- [SET TASK]
Reproduce the material in full, unchanged.

* START *

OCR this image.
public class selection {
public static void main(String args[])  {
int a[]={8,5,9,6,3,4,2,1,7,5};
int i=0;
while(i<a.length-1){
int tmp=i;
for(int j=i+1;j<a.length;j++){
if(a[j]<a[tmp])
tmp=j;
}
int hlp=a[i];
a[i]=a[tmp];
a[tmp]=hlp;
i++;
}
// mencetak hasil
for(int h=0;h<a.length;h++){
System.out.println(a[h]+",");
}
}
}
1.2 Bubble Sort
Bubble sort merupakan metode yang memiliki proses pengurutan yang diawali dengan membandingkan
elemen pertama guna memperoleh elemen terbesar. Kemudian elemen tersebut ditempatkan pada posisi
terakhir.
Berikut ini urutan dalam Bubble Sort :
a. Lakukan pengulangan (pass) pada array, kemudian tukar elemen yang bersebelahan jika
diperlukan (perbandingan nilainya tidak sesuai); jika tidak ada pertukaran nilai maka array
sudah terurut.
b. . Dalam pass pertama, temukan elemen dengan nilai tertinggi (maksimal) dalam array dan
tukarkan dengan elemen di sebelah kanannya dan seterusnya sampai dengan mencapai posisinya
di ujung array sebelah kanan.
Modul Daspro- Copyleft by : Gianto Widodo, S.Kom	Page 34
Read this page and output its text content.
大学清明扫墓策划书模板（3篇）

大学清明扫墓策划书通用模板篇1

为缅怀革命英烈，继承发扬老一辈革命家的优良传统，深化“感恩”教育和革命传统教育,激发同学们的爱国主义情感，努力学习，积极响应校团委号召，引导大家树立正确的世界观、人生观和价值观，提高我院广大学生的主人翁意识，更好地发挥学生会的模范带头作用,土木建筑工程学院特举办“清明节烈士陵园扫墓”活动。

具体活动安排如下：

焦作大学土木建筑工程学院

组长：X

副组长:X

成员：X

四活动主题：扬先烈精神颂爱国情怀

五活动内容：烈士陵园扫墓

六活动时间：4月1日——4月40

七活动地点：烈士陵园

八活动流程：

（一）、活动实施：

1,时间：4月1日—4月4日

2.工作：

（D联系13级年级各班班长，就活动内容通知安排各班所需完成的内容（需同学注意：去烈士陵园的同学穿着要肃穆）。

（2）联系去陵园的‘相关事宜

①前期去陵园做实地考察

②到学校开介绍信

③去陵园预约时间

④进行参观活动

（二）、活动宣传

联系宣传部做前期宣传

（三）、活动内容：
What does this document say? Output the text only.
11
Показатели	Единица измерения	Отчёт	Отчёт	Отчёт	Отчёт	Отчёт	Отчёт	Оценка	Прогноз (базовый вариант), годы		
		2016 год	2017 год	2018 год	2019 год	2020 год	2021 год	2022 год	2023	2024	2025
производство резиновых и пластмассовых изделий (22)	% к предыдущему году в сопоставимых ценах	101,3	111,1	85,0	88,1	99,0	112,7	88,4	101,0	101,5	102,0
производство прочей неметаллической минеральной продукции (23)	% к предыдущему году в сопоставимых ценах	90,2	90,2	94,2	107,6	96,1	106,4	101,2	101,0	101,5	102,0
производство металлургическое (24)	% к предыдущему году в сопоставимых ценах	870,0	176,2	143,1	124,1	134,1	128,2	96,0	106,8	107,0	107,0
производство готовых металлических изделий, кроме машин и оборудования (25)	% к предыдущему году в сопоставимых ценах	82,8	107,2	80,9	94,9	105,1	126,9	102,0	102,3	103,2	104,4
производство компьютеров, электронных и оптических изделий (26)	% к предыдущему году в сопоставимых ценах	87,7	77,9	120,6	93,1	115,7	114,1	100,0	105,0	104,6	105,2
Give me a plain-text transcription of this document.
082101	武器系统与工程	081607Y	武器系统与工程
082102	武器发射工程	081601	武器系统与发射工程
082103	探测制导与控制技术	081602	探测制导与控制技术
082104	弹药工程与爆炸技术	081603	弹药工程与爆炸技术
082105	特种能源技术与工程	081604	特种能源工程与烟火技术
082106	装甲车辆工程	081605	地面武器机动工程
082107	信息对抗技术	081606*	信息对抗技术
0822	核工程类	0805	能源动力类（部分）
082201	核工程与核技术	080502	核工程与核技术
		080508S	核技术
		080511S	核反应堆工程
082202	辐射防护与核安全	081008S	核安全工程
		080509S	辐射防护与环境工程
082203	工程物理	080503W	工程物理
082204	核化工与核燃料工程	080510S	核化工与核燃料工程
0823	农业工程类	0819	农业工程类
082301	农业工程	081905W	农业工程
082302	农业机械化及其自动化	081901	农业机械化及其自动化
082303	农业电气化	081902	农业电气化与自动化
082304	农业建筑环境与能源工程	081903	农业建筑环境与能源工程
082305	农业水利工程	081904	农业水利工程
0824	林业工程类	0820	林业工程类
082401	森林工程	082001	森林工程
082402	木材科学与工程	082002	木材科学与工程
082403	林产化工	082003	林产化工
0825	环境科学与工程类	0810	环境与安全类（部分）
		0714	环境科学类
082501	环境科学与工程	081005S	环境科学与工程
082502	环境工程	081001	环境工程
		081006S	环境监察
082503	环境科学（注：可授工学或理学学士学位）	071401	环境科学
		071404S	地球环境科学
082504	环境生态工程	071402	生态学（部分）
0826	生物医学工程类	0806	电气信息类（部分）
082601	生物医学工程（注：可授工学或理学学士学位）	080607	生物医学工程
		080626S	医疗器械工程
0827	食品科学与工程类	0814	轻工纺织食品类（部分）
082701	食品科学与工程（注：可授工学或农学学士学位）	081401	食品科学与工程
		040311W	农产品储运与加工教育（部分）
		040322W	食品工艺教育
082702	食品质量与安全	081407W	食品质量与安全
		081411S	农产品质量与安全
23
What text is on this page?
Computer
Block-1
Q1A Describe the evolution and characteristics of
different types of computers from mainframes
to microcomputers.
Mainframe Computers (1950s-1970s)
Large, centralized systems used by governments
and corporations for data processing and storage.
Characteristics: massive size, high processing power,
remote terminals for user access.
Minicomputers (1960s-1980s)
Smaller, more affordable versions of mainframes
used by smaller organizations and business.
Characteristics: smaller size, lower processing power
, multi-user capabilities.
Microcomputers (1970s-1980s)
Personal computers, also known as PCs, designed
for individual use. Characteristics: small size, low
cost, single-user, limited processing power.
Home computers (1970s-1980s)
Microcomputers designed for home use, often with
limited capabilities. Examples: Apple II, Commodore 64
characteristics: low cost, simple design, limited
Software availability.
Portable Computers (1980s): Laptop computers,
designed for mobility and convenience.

* END *

- [SOLUTION FOR THIS TASK]
OCR this image.
public class selection {
public static void main(String args[])  {
int a[]={8,5,9,6,3,4,2,1,7,5};
int i=0;
while(i<a.length-1){
int tmp=i;
for(int j=i+1;j<a.length;j++){
if(a[j]<a[tmp])
tmp=j;
}
int hlp=a[i];
a[i]=a[tmp];
a[tmp]=hlp;
i++;
}
// mencetak hasil
for(int h=0;h<a.length;h++){
System.out.println(a[h]+",");
}
}
}
1.2 Bubble Sort
Bubble sort merupakan metode yang memiliki proses pengurutan yang diawali dengan membandingkan
elemen pertama guna memperoleh elemen terbesar. Kemudian elemen tersebut ditempatkan pada posisi
terakhir.
Berikut ini urutan dalam Bubble Sort :
a. Lakukan pengulangan (pass) pada array, kemudian tukar elemen yang bersebelahan jika
diperlukan (perbandingan nilainya tidak sesuai); jika tidak ada pertukaran nilai maka array
sudah terurut.
b. . Dalam pass pertama, temukan elemen dengan nilai tertinggi (maksimal) dalam array dan
tukarkan dengan elemen di sebelah kanannya dan seterusnya sampai dengan mencapai posisinya
di ujung array sebelah kanan.
Modul Daspro- Copyleft by : Gianto Widodo, S.Kom	Page 34
Read this page and output its text content.
大学清明扫墓策划书模板（3篇）

大学清明扫墓策划书通用模板篇1

为缅怀革命英烈，继承发扬老一辈革命家的优良传统，深化“感恩”教育和革命传统教育,激发同学们的爱国主义情感，努力学习，积极响应校团委号召，引导大家树立正确的世界观、人生观和价值观，提高我院广大学生的主人翁意识，更好地发挥学生会的模范带头作用,土木建筑工程学院特举办“清明节烈士陵园扫墓”活动。

具体活动安排如下：

焦作大学土木建筑工程学院

组长：X

副组长:X

成员：X

四活动主题：扬先烈精神颂爱国情怀

五活动内容：烈士陵园扫墓

六活动时间：4月1日——4月40

七活动地点：烈士陵园

八活动流程：

（一）、活动实施：

1,时间：4月1日—4月4日

2.工作：

（D联系13级年级各班班长，就活动内容通知安排各班所需完成的内容（需同学注意：去烈士陵园的同学穿着要肃穆）。

（2）联系去陵园的‘相关事宜

①前期去陵园做实地考察

②到学校开介绍信

③去陵园预约时间

④进行参观活动

（二）、活动宣传

联系宣传部做前期宣传

（三）、活动内容：
What does this document say? Output the text only.
11
Показатели	Единица измерения	Отчёт	Отчёт	Отчёт	Отчёт	Отчёт	Отчёт	Оценка	Прогноз (базовый вариант), годы		
		2016 год	2017 год	2018 год	2019 год	2020 год	2021 год	2022 год	2023	2024	2025
производство резиновых и пластмассовых изделий (22)	% к предыдущему году в сопоставимых ценах	101,3	111,1	85,0	88,1	99,0	112,7	88,4	101,0	101,5	102,0
производство прочей неметаллической минеральной продукции (23)	% к предыдущему году в сопоставимых ценах	90,2	90,2	94,2	107,6	96,1	106,4	101,2	101,0	101,5	102,0
производство металлургическое (24)	% к предыдущему году в сопоставимых ценах	870,0	176,2	143,1	124,1	134,1	128,2	96,0	106,8	107,0	107,0
производство готовых металлических изделий, кроме машин и оборудования (25)	% к предыдущему году в сопоставимых ценах	82,8	107,2	80,9	94,9	105,1	126,9	102,0	102,3	103,2	104,4
производство компьютеров, электронных и оптических изделий (26)	% к предыдущему году в сопоставимых ценах	87,7	77,9	120,6	93,1	115,7	114,1	100,0	105,0	104,6	105,2
Give me a plain-text transcription of this document.
082101	武器系统与工程	081607Y	武器系统与工程
082102	武器发射工程	081601	武器系统与发射工程
082103	探测制导与控制技术	081602	探测制导与控制技术
082104	弹药工程与爆炸技术	081603	弹药工程与爆炸技术
082105	特种能源技术与工程	081604	特种能源工程与烟火技术
082106	装甲车辆工程	081605	地面武器机动工程
082107	信息对抗技术	081606*	信息对抗技术
0822	核工程类	0805	能源动力类（部分）
082201	核工程与核技术	080502	核工程与核技术
		080508S	核技术
		080511S	核反应堆工程
082202	辐射防护与核安全	081008S	核安全工程
		080509S	辐射防护与环境工程
082203	工程物理	080503W	工程物理
082204	核化工与核燃料工程	080510S	核化工与核燃料工程
0823	农业工程类	0819	农业工程类
082301	农业工程	081905W	农业工程
082302	农业机械化及其自动化	081901	农业机械化及其自动化
082303	农业电气化	081902	农业电气化与自动化
082304	农业建筑环境与能源工程	081903	农业建筑环境与能源工程
082305	农业水利工程	081904	农业水利工程
0824	林业工程类	0820	林业工程类
082401	森林工程	082001	森林工程
082402	木材科学与工程	082002	木材科学与工程
082403	林产化工	082003	林产化工
0825	环境科学与工程类	0810	环境与安全类（部分）
		0714	环境科学类
082501	环境科学与工程	081005S	环境科学与工程
082502	环境工程	081001	环境工程
		081006S	环境监察
082503	环境科学（注：可授工学或理学学士学位）	071401	环境科学
		071404S	地球环境科学
082504	环境生态工程	071402	生态学（部分）
0826	生物医学工程类	0806	电气信息类（部分）
082601	生物医学工程（注：可授工学或理学学士学位）	080607	生物医学工程
		080626S	医疗器械工程
0827	食品科学与工程类	0814	轻工纺织食品类（部分）
082701	食品科学与工程（注：可授工学或农学学士学位）	081401	食品科学与工程
		040311W	农产品储运与加工教育（部分）
		040322W	食品工艺教育
082702	食品质量与安全	081407W	食品质量与安全
		081411S	农产品质量与安全
23
What text is on this page?
Computer
Block-1
Q1A Describe the evolution and characteristics of
different types of computers from mainframes
to microcomputers.
Mainframe Computers (1950s-1970s)
Large, centralized systems used by governments
and corporations for data processing and storage.
Characteristics: massive size, high processing power,
remote terminals for user access.
Minicomputers (1960s-1980s)
Smaller, more affordable versions of mainframes
used by smaller organizations and business.
Characteristics: smaller size, lower processing power
, multi-user capabilities.
Microcomputers (1970s-1980s)
Personal computers, also known as PCs, designed
for individual use. Characteristics: small size, low
cost, single-user, limited processing power.
Home computers (1970s-1980s)
Microcomputers designed for home use, often with
limited capabilities. Examples: Apple II, Commodore 64
characteristics: low cost, simple design, limited
Software availability.
Portable Computers (1980s): Laptop computers,
designed for mobility and convenience.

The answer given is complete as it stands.